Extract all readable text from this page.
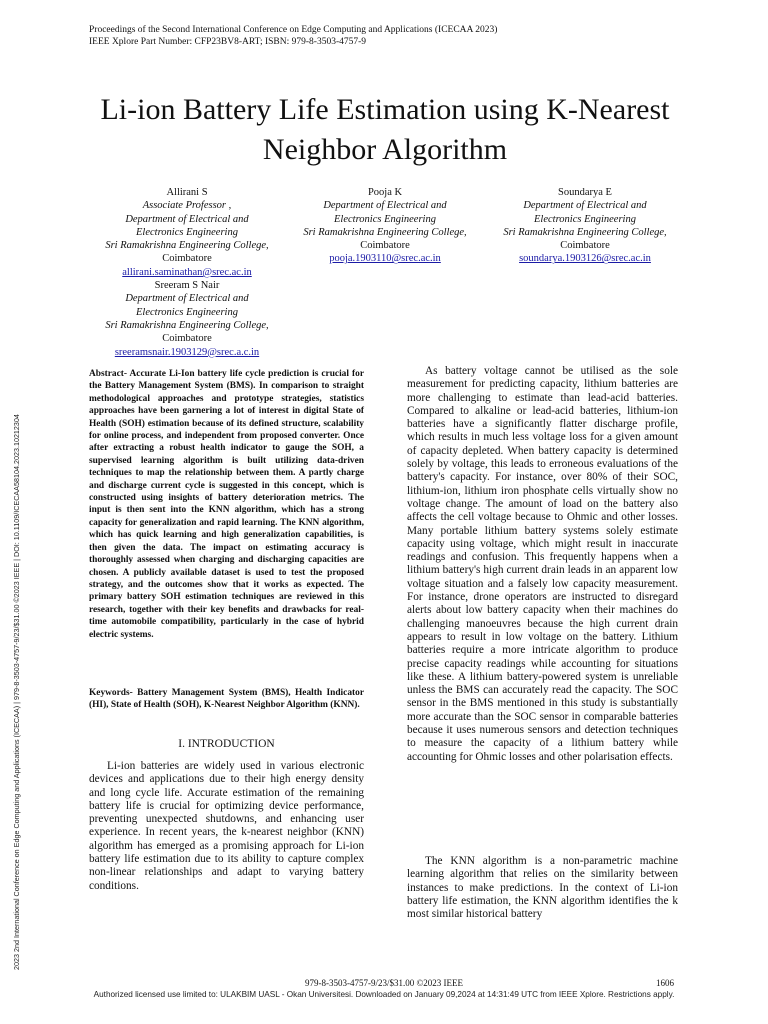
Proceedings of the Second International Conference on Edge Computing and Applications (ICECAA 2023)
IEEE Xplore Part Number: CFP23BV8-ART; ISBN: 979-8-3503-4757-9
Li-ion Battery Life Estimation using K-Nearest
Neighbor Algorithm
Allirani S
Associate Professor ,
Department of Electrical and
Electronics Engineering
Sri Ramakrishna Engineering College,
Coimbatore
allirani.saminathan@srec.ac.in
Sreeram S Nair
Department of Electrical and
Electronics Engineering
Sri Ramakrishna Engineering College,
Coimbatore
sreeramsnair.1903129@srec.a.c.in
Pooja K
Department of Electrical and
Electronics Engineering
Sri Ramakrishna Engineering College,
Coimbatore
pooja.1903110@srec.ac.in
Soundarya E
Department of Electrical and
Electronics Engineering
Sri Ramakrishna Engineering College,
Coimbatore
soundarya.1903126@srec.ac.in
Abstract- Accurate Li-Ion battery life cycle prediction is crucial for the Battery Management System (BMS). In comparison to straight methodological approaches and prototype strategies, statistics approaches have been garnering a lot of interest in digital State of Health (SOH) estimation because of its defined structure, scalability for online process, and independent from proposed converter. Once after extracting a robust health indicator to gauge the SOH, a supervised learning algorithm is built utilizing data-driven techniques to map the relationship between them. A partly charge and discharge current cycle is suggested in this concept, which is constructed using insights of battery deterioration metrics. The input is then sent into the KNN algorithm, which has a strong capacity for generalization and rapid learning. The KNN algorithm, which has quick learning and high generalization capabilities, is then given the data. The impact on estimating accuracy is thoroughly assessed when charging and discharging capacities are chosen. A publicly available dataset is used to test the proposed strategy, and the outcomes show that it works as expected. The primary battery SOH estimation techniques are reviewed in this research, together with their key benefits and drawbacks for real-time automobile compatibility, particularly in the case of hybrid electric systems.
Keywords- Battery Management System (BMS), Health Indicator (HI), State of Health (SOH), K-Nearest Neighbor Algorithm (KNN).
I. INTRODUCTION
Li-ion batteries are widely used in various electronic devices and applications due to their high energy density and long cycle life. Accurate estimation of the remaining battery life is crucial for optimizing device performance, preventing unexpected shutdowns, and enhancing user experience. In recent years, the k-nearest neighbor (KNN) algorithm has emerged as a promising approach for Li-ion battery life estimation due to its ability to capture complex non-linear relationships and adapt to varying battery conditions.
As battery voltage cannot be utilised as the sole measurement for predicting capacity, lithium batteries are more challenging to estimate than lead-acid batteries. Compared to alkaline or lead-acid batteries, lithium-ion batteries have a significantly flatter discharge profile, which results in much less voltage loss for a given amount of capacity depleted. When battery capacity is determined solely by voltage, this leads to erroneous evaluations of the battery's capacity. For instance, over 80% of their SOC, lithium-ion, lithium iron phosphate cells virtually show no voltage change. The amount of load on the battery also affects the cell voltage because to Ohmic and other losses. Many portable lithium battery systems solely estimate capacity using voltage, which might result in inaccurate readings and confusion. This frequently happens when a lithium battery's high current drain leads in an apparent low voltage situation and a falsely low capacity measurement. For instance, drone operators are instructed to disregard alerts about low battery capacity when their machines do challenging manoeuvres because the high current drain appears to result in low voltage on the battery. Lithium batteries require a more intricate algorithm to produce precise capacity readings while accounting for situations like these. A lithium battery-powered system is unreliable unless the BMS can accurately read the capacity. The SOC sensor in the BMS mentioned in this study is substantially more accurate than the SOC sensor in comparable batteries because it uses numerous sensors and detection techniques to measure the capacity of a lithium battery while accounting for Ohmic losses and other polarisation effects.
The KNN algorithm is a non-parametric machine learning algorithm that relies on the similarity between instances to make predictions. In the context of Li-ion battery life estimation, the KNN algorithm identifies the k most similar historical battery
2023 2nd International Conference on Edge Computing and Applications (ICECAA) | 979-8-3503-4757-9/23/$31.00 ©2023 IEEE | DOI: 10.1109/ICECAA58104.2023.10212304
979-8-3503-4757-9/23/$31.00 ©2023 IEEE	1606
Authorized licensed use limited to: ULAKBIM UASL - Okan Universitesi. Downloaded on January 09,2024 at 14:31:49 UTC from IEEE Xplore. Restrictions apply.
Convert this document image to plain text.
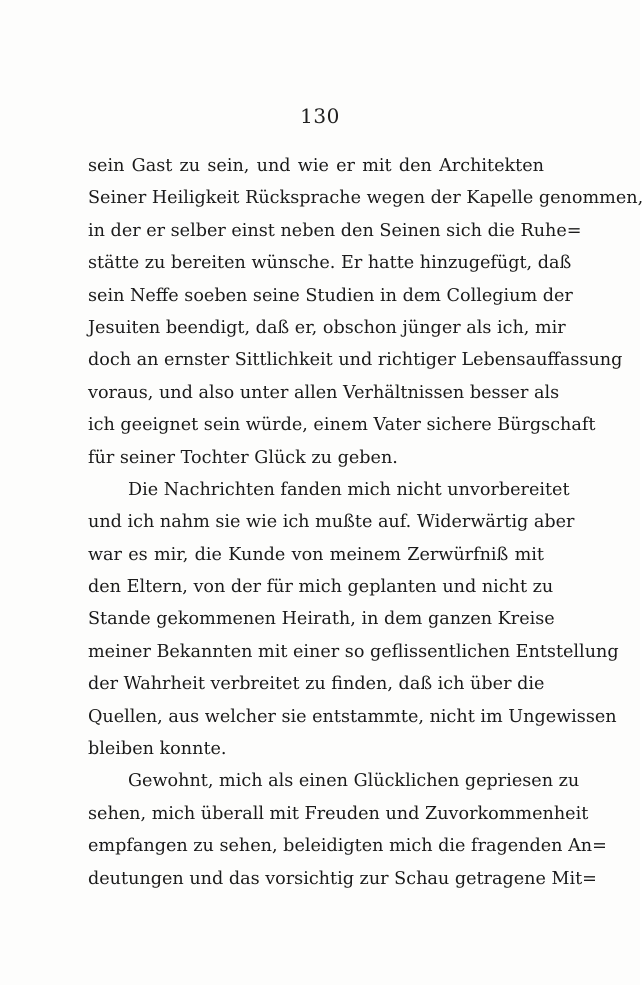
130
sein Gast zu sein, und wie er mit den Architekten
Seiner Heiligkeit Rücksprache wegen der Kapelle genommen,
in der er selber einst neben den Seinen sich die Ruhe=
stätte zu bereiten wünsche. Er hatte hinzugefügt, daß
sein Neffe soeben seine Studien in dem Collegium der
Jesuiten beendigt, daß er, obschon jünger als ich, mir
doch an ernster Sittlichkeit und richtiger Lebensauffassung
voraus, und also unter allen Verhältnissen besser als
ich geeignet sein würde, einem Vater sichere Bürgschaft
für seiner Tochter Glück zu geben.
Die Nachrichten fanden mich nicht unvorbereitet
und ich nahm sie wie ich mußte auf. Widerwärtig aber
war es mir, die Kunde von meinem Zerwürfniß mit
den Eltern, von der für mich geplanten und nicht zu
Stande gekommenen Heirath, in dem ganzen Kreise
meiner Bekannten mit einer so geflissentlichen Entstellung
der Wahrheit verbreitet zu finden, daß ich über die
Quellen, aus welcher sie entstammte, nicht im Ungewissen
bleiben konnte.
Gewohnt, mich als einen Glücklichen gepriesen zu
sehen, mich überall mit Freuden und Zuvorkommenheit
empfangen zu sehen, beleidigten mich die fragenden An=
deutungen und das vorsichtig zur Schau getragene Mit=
#####
__What to work on__
Pull out all lines of the data with the string "srec".

__Exercise response__
allirani.saminathan@srec.ac.in
sreeramsnair.1903129@srec.a.c.in
pooja.1903110@srec.ac.in
soundarya.1903126@srec.ac.in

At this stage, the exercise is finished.